● **EXCERPTED RECORDS**:
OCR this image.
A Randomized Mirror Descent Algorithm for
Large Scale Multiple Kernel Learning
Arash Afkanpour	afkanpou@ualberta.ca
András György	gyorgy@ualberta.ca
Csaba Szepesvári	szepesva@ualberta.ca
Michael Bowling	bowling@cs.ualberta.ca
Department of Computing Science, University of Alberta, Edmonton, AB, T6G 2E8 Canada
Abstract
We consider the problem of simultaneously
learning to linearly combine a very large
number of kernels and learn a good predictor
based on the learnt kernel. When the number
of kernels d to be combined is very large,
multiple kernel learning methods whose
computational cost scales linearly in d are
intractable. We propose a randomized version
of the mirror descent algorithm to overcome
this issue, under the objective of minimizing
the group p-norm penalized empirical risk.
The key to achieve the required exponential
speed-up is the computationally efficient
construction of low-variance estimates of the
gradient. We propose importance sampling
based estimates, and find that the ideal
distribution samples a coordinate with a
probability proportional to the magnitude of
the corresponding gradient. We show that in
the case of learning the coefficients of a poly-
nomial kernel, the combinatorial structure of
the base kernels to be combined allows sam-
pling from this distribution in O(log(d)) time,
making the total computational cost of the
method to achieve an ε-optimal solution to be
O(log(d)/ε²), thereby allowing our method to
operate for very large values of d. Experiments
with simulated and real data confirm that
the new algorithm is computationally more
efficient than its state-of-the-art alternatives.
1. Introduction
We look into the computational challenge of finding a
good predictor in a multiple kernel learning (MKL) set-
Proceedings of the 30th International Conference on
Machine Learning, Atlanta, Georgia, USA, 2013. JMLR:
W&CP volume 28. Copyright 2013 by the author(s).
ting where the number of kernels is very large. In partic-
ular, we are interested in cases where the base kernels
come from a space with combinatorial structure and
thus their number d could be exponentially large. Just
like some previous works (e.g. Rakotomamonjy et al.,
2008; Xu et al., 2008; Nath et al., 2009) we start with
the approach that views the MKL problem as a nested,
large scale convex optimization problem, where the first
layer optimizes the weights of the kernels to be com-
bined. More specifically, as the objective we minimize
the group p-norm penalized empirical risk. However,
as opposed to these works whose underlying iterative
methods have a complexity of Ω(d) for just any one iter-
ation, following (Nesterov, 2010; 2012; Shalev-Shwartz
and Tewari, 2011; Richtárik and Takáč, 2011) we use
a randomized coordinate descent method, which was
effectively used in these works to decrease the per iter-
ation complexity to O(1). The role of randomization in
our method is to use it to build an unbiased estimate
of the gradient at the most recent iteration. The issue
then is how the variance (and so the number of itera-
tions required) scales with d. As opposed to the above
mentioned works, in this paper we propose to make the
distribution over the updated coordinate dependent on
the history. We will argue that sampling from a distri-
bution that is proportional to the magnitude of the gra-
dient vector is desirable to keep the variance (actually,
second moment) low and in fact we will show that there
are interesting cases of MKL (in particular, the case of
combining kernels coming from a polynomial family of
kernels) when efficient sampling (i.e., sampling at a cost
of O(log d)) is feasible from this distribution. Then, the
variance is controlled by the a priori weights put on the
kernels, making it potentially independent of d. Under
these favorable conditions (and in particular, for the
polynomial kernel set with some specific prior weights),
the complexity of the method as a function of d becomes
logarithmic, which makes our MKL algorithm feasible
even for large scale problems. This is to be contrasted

● **EXERCISE GOAL**: Reproduce the material above without altering a single character.

● **TASK SOLUTION**:
OCR this image.
A Randomized Mirror Descent Algorithm for
Large Scale Multiple Kernel Learning
Arash Afkanpour	afkanpou@ualberta.ca
András György	gyorgy@ualberta.ca
Csaba Szepesvári	szepesva@ualberta.ca
Michael Bowling	bowling@cs.ualberta.ca
Department of Computing Science, University of Alberta, Edmonton, AB, T6G 2E8 Canada
Abstract
We consider the problem of simultaneously
learning to linearly combine a very large
number of kernels and learn a good predictor
based on the learnt kernel. When the number
of kernels d to be combined is very large,
multiple kernel learning methods whose
computational cost scales linearly in d are
intractable. We propose a randomized version
of the mirror descent algorithm to overcome
this issue, under the objective of minimizing
the group p-norm penalized empirical risk.
The key to achieve the required exponential
speed-up is the computationally efficient
construction of low-variance estimates of the
gradient. We propose importance sampling
based estimates, and find that the ideal
distribution samples a coordinate with a
probability proportional to the magnitude of
the corresponding gradient. We show that in
the case of learning the coefficients of a poly-
nomial kernel, the combinatorial structure of
the base kernels to be combined allows sam-
pling from this distribution in O(log(d)) time,
making the total computational cost of the
method to achieve an ε-optimal solution to be
O(log(d)/ε²), thereby allowing our method to
operate for very large values of d. Experiments
with simulated and real data confirm that
the new algorithm is computationally more
efficient than its state-of-the-art alternatives.
1. Introduction
We look into the computational challenge of finding a
good predictor in a multiple kernel learning (MKL) set-
Proceedings of the 30th International Conference on
Machine Learning, Atlanta, Georgia, USA, 2013. JMLR:
W&CP volume 28. Copyright 2013 by the author(s).
ting where the number of kernels is very large. In partic-
ular, we are interested in cases where the base kernels
come from a space with combinatorial structure and
thus their number d could be exponentially large. Just
like some previous works (e.g. Rakotomamonjy et al.,
2008; Xu et al., 2008; Nath et al., 2009) we start with
the approach that views the MKL problem as a nested,
large scale convex optimization problem, where the first
layer optimizes the weights of the kernels to be com-
bined. More specifically, as the objective we minimize
the group p-norm penalized empirical risk. However,
as opposed to these works whose underlying iterative
methods have a complexity of Ω(d) for just any one iter-
ation, following (Nesterov, 2010; 2012; Shalev-Shwartz
and Tewari, 2011; Richtárik and Takáč, 2011) we use
a randomized coordinate descent method, which was
effectively used in these works to decrease the per iter-
ation complexity to O(1). The role of randomization in
our method is to use it to build an unbiased estimate
of the gradient at the most recent iteration. The issue
then is how the variance (and so the number of itera-
tions required) scales with d. As opposed to the above
mentioned works, in this paper we propose to make the
distribution over the updated coordinate dependent on
the history. We will argue that sampling from a distri-
bution that is proportional to the magnitude of the gra-
dient vector is desirable to keep the variance (actually,
second moment) low and in fact we will show that there
are interesting cases of MKL (in particular, the case of
combining kernels coming from a polynomial family of
kernels) when efficient sampling (i.e., sampling at a cost
of O(log d)) is feasible from this distribution. Then, the
variance is controlled by the a priori weights put on the
kernels, making it potentially independent of d. Under
these favorable conditions (and in particular, for the
polynomial kernel set with some specific prior weights),
the complexity of the method as a function of d becomes
logarithmic, which makes our MKL algorithm feasible
even for large scale problems. This is to be contrasted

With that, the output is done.